**Items:**
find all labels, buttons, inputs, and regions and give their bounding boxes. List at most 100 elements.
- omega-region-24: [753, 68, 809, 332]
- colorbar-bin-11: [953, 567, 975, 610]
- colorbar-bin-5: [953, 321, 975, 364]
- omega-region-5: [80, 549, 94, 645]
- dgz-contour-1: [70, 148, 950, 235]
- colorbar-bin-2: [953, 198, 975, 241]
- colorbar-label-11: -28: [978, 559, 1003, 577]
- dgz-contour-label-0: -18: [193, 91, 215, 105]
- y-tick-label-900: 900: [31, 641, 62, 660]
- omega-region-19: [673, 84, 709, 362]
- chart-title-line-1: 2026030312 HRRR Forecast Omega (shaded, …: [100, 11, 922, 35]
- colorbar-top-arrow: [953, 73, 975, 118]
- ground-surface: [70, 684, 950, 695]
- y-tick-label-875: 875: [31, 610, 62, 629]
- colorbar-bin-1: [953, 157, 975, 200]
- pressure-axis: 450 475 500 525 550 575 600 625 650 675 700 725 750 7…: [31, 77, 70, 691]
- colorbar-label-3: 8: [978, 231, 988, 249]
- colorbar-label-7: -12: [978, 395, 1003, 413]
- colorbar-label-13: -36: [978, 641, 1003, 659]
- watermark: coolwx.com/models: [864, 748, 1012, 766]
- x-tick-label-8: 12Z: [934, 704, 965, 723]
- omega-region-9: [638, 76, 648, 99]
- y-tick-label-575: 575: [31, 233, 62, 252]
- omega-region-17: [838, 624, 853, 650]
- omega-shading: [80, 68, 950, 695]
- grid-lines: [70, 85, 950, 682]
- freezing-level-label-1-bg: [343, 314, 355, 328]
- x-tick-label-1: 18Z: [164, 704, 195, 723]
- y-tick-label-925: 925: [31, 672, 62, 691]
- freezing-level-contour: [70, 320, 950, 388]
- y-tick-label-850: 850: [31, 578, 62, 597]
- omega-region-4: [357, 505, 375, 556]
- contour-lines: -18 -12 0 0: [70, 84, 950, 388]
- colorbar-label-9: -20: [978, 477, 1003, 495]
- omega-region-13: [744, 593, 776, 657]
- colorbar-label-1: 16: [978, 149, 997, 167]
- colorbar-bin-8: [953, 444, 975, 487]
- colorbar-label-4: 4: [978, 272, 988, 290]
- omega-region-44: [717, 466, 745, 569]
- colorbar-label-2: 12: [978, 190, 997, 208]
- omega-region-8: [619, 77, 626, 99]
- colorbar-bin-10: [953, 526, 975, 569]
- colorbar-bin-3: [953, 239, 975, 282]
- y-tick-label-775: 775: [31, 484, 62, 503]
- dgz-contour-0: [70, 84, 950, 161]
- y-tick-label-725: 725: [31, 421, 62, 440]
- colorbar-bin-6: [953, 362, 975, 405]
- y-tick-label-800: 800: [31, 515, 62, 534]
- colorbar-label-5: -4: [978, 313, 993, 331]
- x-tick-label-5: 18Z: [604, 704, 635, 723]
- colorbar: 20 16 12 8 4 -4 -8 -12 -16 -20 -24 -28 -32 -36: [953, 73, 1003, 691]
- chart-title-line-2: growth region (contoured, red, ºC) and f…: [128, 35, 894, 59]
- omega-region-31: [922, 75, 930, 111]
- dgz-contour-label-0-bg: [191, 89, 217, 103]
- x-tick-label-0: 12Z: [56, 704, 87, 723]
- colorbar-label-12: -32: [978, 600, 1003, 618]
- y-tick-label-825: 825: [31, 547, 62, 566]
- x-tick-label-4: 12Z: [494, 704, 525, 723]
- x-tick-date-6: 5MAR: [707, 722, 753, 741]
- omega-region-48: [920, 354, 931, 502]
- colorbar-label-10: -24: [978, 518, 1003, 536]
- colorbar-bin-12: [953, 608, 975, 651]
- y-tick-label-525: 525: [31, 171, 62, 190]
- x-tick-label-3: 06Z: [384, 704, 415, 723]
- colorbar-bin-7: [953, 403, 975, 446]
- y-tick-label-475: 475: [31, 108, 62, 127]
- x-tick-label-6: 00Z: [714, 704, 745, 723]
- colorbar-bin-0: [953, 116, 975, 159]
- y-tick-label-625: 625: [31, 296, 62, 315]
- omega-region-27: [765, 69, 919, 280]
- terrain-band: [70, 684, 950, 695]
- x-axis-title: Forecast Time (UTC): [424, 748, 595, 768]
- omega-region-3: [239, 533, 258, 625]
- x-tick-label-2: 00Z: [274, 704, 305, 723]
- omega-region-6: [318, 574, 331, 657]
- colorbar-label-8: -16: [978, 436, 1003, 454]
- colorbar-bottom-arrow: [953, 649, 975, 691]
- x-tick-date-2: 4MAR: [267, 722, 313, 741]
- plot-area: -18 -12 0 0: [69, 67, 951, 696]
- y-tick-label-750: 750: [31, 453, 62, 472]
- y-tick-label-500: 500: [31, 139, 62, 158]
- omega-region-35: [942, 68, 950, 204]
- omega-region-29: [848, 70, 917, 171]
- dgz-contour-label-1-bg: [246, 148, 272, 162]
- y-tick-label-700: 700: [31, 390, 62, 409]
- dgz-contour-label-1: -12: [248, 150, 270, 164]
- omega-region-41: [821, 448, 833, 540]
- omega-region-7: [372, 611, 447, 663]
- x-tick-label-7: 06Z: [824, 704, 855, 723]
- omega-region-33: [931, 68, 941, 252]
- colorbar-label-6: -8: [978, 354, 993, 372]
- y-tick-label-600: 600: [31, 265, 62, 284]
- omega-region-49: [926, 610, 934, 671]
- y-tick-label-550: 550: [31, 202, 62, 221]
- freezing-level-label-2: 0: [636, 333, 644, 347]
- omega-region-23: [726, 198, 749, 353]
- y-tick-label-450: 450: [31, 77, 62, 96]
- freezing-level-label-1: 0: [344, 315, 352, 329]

**Problem requirements:** Please copy the whole listing above, keeping every line unchanged.

**Solution for this task:**
find all labels, buttons, inputs, and regions and give their bounding boxes. List at most 100 elements.
- omega-region-24: [753, 68, 809, 332]
- colorbar-bin-11: [953, 567, 975, 610]
- colorbar-bin-5: [953, 321, 975, 364]
- omega-region-5: [80, 549, 94, 645]
- dgz-contour-1: [70, 148, 950, 235]
- colorbar-bin-2: [953, 198, 975, 241]
- colorbar-label-11: -28: [978, 559, 1003, 577]
- dgz-contour-label-0: -18: [193, 91, 215, 105]
- y-tick-label-900: 900: [31, 641, 62, 660]
- omega-region-19: [673, 84, 709, 362]
- chart-title-line-1: 2026030312 HRRR Forecast Omega (shaded, …: [100, 11, 922, 35]
- colorbar-top-arrow: [953, 73, 975, 118]
- ground-surface: [70, 684, 950, 695]
- y-tick-label-875: 875: [31, 610, 62, 629]
- colorbar-bin-1: [953, 157, 975, 200]
- pressure-axis: 450 475 500 525 550 575 600 625 650 675 700 725 750 7…: [31, 77, 70, 691]
- colorbar-label-3: 8: [978, 231, 988, 249]
- colorbar-label-7: -12: [978, 395, 1003, 413]
- colorbar-label-13: -36: [978, 641, 1003, 659]
- watermark: coolwx.com/models: [864, 748, 1012, 766]
- x-tick-label-8: 12Z: [934, 704, 965, 723]
- omega-region-9: [638, 76, 648, 99]
- y-tick-label-575: 575: [31, 233, 62, 252]
- omega-region-17: [838, 624, 853, 650]
- omega-shading: [80, 68, 950, 695]
- grid-lines: [70, 85, 950, 682]
- freezing-level-label-1-bg: [343, 314, 355, 328]
- x-tick-label-1: 18Z: [164, 704, 195, 723]
- y-tick-label-925: 925: [31, 672, 62, 691]
- freezing-level-contour: [70, 320, 950, 388]
- y-tick-label-850: 850: [31, 578, 62, 597]
- omega-region-4: [357, 505, 375, 556]
- contour-lines: -18 -12 0 0: [70, 84, 950, 388]
- colorbar-label-9: -20: [978, 477, 1003, 495]
- omega-region-13: [744, 593, 776, 657]
- colorbar-label-1: 16: [978, 149, 997, 167]
- colorbar-bin-8: [953, 444, 975, 487]
- colorbar-label-4: 4: [978, 272, 988, 290]
- omega-region-44: [717, 466, 745, 569]
- colorbar-label-2: 12: [978, 190, 997, 208]
- omega-region-8: [619, 77, 626, 99]
- colorbar-bin-10: [953, 526, 975, 569]
- colorbar-bin-3: [953, 239, 975, 282]
- y-tick-label-775: 775: [31, 484, 62, 503]
- dgz-contour-0: [70, 84, 950, 161]
- y-tick-label-725: 725: [31, 421, 62, 440]
- colorbar-bin-6: [953, 362, 975, 405]
- y-tick-label-800: 800: [31, 515, 62, 534]
- colorbar-label-5: -4: [978, 313, 993, 331]
- x-tick-label-5: 18Z: [604, 704, 635, 723]
- colorbar: 20 16 12 8 4 -4 -8 -12 -16 -20 -24 -28 -32 -36: [953, 73, 1003, 691]
- chart-title-line-2: growth region (contoured, red, ºC) and f…: [128, 35, 894, 59]
- omega-region-31: [922, 75, 930, 111]
- dgz-contour-label-0-bg: [191, 89, 217, 103]
- x-tick-label-0: 12Z: [56, 704, 87, 723]
- colorbar-label-12: -32: [978, 600, 1003, 618]
- y-tick-label-825: 825: [31, 547, 62, 566]
- x-tick-label-4: 12Z: [494, 704, 525, 723]
- x-tick-date-6: 5MAR: [707, 722, 753, 741]
- omega-region-48: [920, 354, 931, 502]
- colorbar-label-10: -24: [978, 518, 1003, 536]
- colorbar-bin-12: [953, 608, 975, 651]
- y-tick-label-525: 525: [31, 171, 62, 190]
- x-tick-label-3: 06Z: [384, 704, 415, 723]
- colorbar-bin-7: [953, 403, 975, 446]
- y-tick-label-475: 475: [31, 108, 62, 127]
- x-tick-label-6: 00Z: [714, 704, 745, 723]
- colorbar-bin-0: [953, 116, 975, 159]
- y-tick-label-625: 625: [31, 296, 62, 315]
- omega-region-27: [765, 69, 919, 280]
- terrain-band: [70, 684, 950, 695]
- x-axis-title: Forecast Time (UTC): [424, 748, 595, 768]
- omega-region-3: [239, 533, 258, 625]
- x-tick-label-2: 00Z: [274, 704, 305, 723]
- omega-region-6: [318, 574, 331, 657]
- colorbar-label-8: -16: [978, 436, 1003, 454]
- colorbar-bottom-arrow: [953, 649, 975, 691]
- x-tick-date-2: 4MAR: [267, 722, 313, 741]
- plot-area: -18 -12 0 0: [69, 67, 951, 696]
- y-tick-label-750: 750: [31, 453, 62, 472]
- y-tick-label-500: 500: [31, 139, 62, 158]
- omega-region-35: [942, 68, 950, 204]
- omega-region-29: [848, 70, 917, 171]
- dgz-contour-label-1-bg: [246, 148, 272, 162]
- y-tick-label-700: 700: [31, 390, 62, 409]
- dgz-contour-label-1: -12: [248, 150, 270, 164]
- omega-region-41: [821, 448, 833, 540]
- omega-region-7: [372, 611, 447, 663]
- x-tick-label-7: 06Z: [824, 704, 855, 723]
- omega-region-33: [931, 68, 941, 252]
- colorbar-label-6: -8: [978, 354, 993, 372]
- y-tick-label-600: 600: [31, 265, 62, 284]
- omega-region-49: [926, 610, 934, 671]
- y-tick-label-550: 550: [31, 202, 62, 221]
- freezing-level-label-2: 0: [636, 333, 644, 347]
- omega-region-23: [726, 198, 749, 353]
- y-tick-label-450: 450: [31, 77, 62, 96]
- freezing-level-label-1: 0: [344, 315, 352, 329]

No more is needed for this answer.